(Exercise) Please output every line of the entries below as a numbered list, skipping blank lines and leaving out the pictures.

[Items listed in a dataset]
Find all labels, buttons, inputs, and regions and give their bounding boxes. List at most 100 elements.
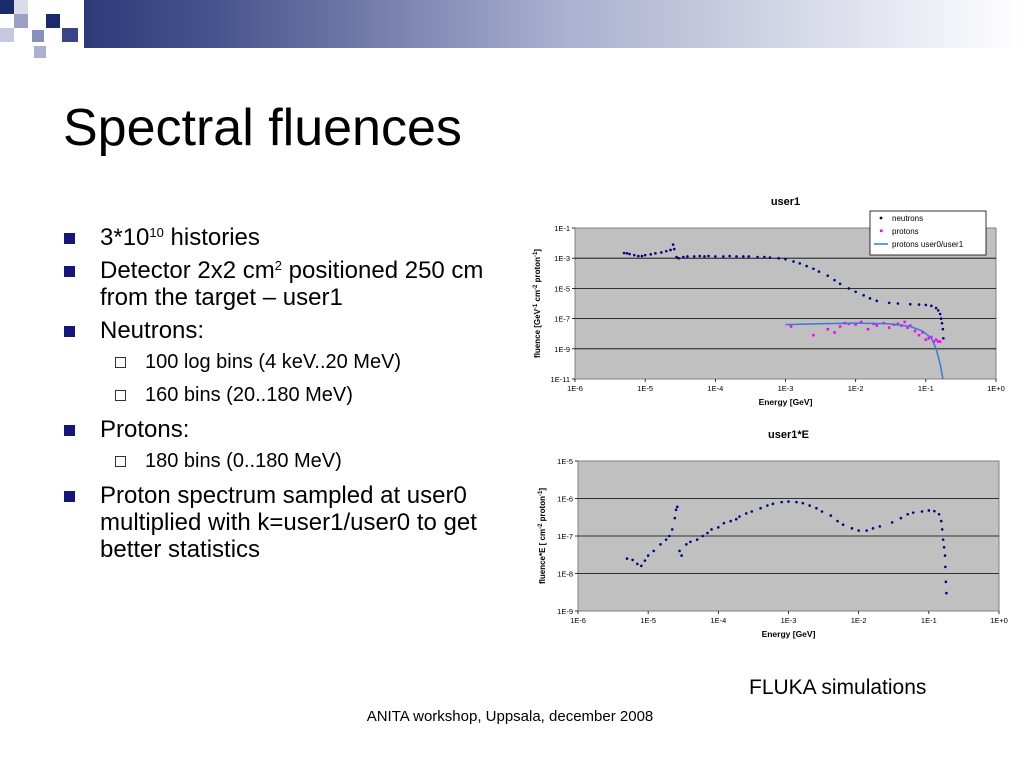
data-point — [942, 545, 946, 549]
data-point — [672, 247, 676, 251]
data-point — [866, 327, 870, 331]
y-tick-label: 1E-3 — [554, 254, 570, 263]
data-point — [933, 509, 936, 513]
data-point — [941, 538, 945, 541]
data-point — [808, 504, 811, 507]
y-tick-label: 1E-6 — [557, 495, 573, 504]
series-line — [785, 322, 944, 380]
x-tick-label: 1E-6 — [570, 616, 586, 625]
x-tick-label: 1E-3 — [781, 616, 797, 625]
data-point — [780, 500, 784, 504]
data-point — [896, 322, 900, 326]
legend-label: protons — [892, 227, 919, 236]
header-gradient-band — [0, 0, 1024, 48]
data-point — [833, 278, 836, 282]
chart-user1-e: user1*E 1E-9 1E-8 1E-7 1E-6 1E-5 1E-6 1E-5 1E-4 1… — [538, 429, 1008, 639]
sub-bullet-180-bins: 180 bins (0..180 MeV) — [62, 449, 502, 473]
data-point — [841, 523, 845, 527]
data-point — [682, 255, 685, 259]
data-point — [829, 514, 833, 517]
data-point — [729, 519, 732, 523]
data-point — [826, 327, 830, 331]
data-point — [707, 254, 710, 258]
data-point — [850, 527, 854, 530]
deco-square-light — [14, 14, 28, 28]
data-point — [930, 304, 933, 308]
data-point — [934, 338, 938, 342]
data-point — [678, 549, 681, 553]
data-point — [927, 509, 931, 512]
data-point — [766, 504, 769, 507]
data-point — [938, 312, 942, 316]
data-point — [625, 557, 629, 560]
legend-swatch — [879, 216, 883, 220]
data-point — [744, 512, 748, 515]
bullet-protons: Protons: — [62, 416, 502, 443]
data-point — [706, 531, 709, 535]
data-point — [649, 253, 653, 256]
y-tick-label: 1E-8 — [557, 570, 573, 579]
legend-box — [869, 210, 987, 256]
x-tick-label: 1E-4 — [707, 384, 723, 393]
y-axis-label-part: -1 — [538, 490, 544, 496]
data-point — [936, 340, 940, 343]
x-tick-label: 1E-2 — [848, 384, 864, 393]
x-axis-label: Energy [GeV] — [762, 629, 816, 639]
data-point — [652, 549, 656, 553]
data-point — [906, 512, 910, 516]
data-point — [714, 255, 717, 258]
y-axis-label: fluence*E [ cm-2 proton-1] — [538, 488, 547, 584]
chart-title: user1*E — [768, 429, 809, 441]
y-tick-label: 1E-7 — [557, 532, 573, 541]
data-point — [689, 540, 692, 544]
data-point — [857, 529, 860, 532]
x-tick-label: 1E-3 — [778, 384, 794, 393]
data-point — [643, 559, 647, 562]
x-tick-label: 1E-5 — [640, 616, 656, 625]
data-point — [906, 326, 909, 329]
bullet-list: 3*1010 histories Detector 2x2 cm2 positi… — [62, 224, 502, 569]
data-point — [826, 274, 830, 277]
legend-swatch — [880, 229, 883, 233]
data-point — [789, 325, 793, 328]
deco-square-dark — [0, 0, 14, 14]
data-point — [692, 255, 696, 258]
data-point — [920, 510, 924, 513]
slide-title: Spectral fluences — [63, 99, 462, 157]
data-point — [632, 253, 636, 257]
data-point — [815, 506, 818, 510]
data-point — [671, 243, 675, 246]
data-point — [622, 251, 626, 255]
data-point — [938, 340, 942, 343]
data-point — [722, 255, 725, 258]
series-neutrons — [622, 243, 945, 340]
data-point — [734, 517, 738, 521]
data-point — [771, 502, 775, 506]
data-point — [698, 254, 702, 258]
data-point — [728, 254, 731, 258]
data-point — [750, 510, 754, 513]
deco-square-pale-2 — [0, 28, 14, 42]
data-point — [747, 255, 751, 258]
data-point — [686, 255, 689, 258]
data-point — [917, 303, 921, 306]
bullet-proton-spectrum: Proton spectrum sampled at user0 multipl… — [62, 482, 502, 563]
data-point — [878, 525, 882, 528]
bullet-histories: 3*1010 histories — [62, 224, 502, 251]
data-point — [741, 255, 745, 258]
y-tick-label: 1E-5 — [554, 284, 570, 293]
data-point — [875, 299, 879, 303]
data-point — [899, 516, 903, 520]
data-point — [838, 325, 842, 328]
x-tick-label: 1E+0 — [990, 616, 1008, 625]
data-point — [936, 309, 940, 312]
data-point — [654, 252, 657, 255]
deco-square-dark-2 — [46, 14, 60, 28]
y-tick-label: 1E-7 — [554, 315, 570, 324]
data-point — [812, 333, 815, 337]
bullet-neutrons: Neutrons: — [62, 317, 502, 344]
data-point — [812, 267, 815, 271]
x-tick-label: 1E-1 — [921, 616, 937, 625]
y-axis-label-part: ] — [533, 249, 542, 252]
data-point — [865, 529, 868, 532]
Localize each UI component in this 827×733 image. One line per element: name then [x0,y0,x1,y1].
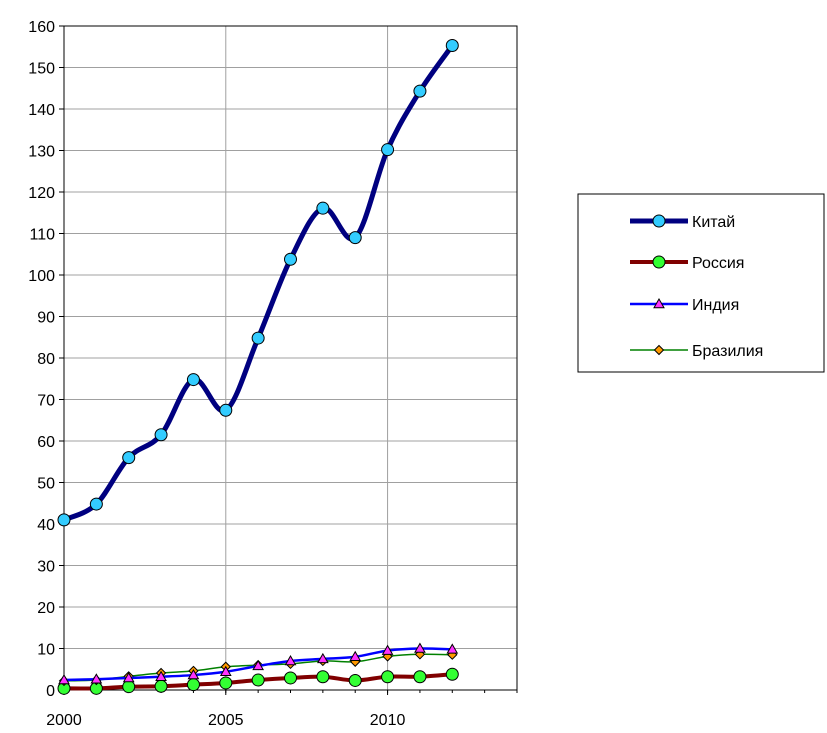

(Expected answer)
1. Find all labels, buttons, inputs, and regions and give their bounding boxes. List at most 100 elements.
2. data-point — [942, 545, 946, 549]
3. data-point — [672, 247, 676, 251]
4. data-point — [866, 327, 870, 331]
5. y-tick-label: 1E-3 — [554, 254, 570, 263]
6. data-point — [933, 509, 936, 513]
7. data-point — [941, 538, 945, 541]
8. data-point — [808, 504, 811, 507]
9. y-tick-label: 1E-6 — [557, 495, 573, 504]
10. series-line — [785, 322, 944, 380]
11. x-tick-label: 1E-6 — [570, 616, 586, 625]
12. x-tick-label: 1E-3 — [781, 616, 797, 625]
13. data-point — [780, 500, 784, 504]
14. data-point — [896, 322, 900, 326]
15. legend-label: protons — [892, 227, 919, 236]
16. header-gradient-band — [0, 0, 1024, 48]
17. data-point — [833, 278, 836, 282]
18. chart-user1-e: user1*E 1E-9 1E-8 1E-7 1E-6 1E-5 1E-6 1E-5 1E-4 1… — [538, 429, 1008, 639]
19. sub-bullet-180-bins: 180 bins (0..180 MeV) — [62, 449, 502, 473]
20. data-point — [841, 523, 845, 527]
21. data-point — [682, 255, 685, 259]
22. data-point — [829, 514, 833, 517]
23. data-point — [729, 519, 732, 523]
24. data-point — [826, 327, 830, 331]
25. data-point — [707, 254, 710, 258]
26. data-point — [850, 527, 854, 530]
27. deco-square-light — [14, 14, 28, 28]
28. data-point — [930, 304, 933, 308]
29. data-point — [934, 338, 938, 342]
30. data-point — [678, 549, 681, 553]
31. data-point — [927, 509, 931, 512]
32. data-point — [766, 504, 769, 507]
33. data-point — [938, 312, 942, 316]
34. data-point — [625, 557, 629, 560]
35. legend-swatch — [879, 216, 883, 220]
36. data-point — [744, 512, 748, 515]
37. bullet-protons: Protons: — [62, 416, 502, 443]
38. data-point — [706, 531, 709, 535]
39. data-point — [649, 253, 653, 256]
40. y-tick-label: 1E-8 — [557, 570, 573, 579]
41. legend-box — [869, 210, 987, 256]
42. x-tick-label: 1E-4 — [707, 384, 723, 393]
43. y-axis-label-part: -1 — [538, 490, 544, 496]
44. data-point — [936, 340, 940, 343]
45. x-tick-label: 1E-2 — [848, 384, 864, 393]
46. x-axis-label: Energy [GeV] — [762, 629, 816, 639]
47. data-point — [652, 549, 656, 553]
48. data-point — [906, 512, 910, 516]
49. data-point — [714, 255, 717, 258]
50. y-axis-label: fluence*E [ cm-2 proton-1] — [538, 488, 547, 584]
51. chart-title: user1*E — [768, 429, 809, 441]
52. y-tick-label: 1E-7 — [557, 532, 573, 541]
53. data-point — [689, 540, 692, 544]
54. data-point — [857, 529, 860, 532]
55. x-tick-label: 1E-3 — [778, 384, 794, 393]
56. data-point — [643, 559, 647, 562]
57. x-tick-label: 1E-5 — [640, 616, 656, 625]
58. data-point — [906, 326, 909, 329]
59. bullet-list: 3*1010 histories Detector 2x2 cm2 positi… — [62, 224, 502, 569]
60. data-point — [826, 274, 830, 277]
61. legend-swatch — [880, 229, 883, 233]
62. data-point — [789, 325, 793, 328]
63. deco-square-dark — [0, 0, 14, 14]
64. data-point — [692, 255, 696, 258]
65. data-point — [920, 510, 924, 513]
66. slide-title: Spectral fluences — [63, 99, 462, 157]
67. data-point — [632, 253, 636, 257]
68. data-point — [815, 506, 818, 510]
69. data-point — [671, 243, 675, 246]
70. data-point — [622, 251, 626, 255]
71. data-point — [938, 340, 942, 343]
72. data-point — [722, 255, 725, 258]
73. series-neutrons — [622, 243, 945, 340]
74. data-point — [734, 517, 738, 521]
75. data-point — [771, 502, 775, 506]
76. data-point — [698, 254, 702, 258]
77. data-point — [728, 254, 731, 258]
78. data-point — [750, 510, 754, 513]
79. deco-square-pale-2 — [0, 28, 14, 42]
80. data-point — [747, 255, 751, 258]
81. data-point — [686, 255, 689, 258]
82. data-point — [917, 303, 921, 306]
83. bullet-proton-spectrum: Proton spectrum sampled at user0 multipl… — [62, 482, 502, 563]
84. data-point — [878, 525, 882, 528]
85. bullet-histories: 3*1010 histories — [62, 224, 502, 251]
86. data-point — [741, 255, 745, 258]
87. y-tick-label: 1E-5 — [554, 284, 570, 293]
88. data-point — [875, 299, 879, 303]
89. data-point — [899, 516, 903, 520]
90. data-point — [838, 325, 842, 328]
91. x-tick-label: 1E+0 — [990, 616, 1008, 625]
92. data-point — [936, 309, 940, 312]
93. data-point — [654, 252, 657, 255]
94. deco-square-dark-2 — [46, 14, 60, 28]
95. y-tick-label: 1E-7 — [554, 315, 570, 324]
96. data-point — [812, 333, 815, 337]
97. bullet-neutrons: Neutrons: — [62, 317, 502, 344]
98. data-point — [812, 267, 815, 271]
99. x-tick-label: 1E-1 — [921, 616, 937, 625]
100. y-axis-label-part: ] — [533, 249, 542, 252]
101. data-point — [865, 529, 868, 532]
102. Localize each UI component in this 827×733 image. One line per element: name then [x0,y0,x1,y1].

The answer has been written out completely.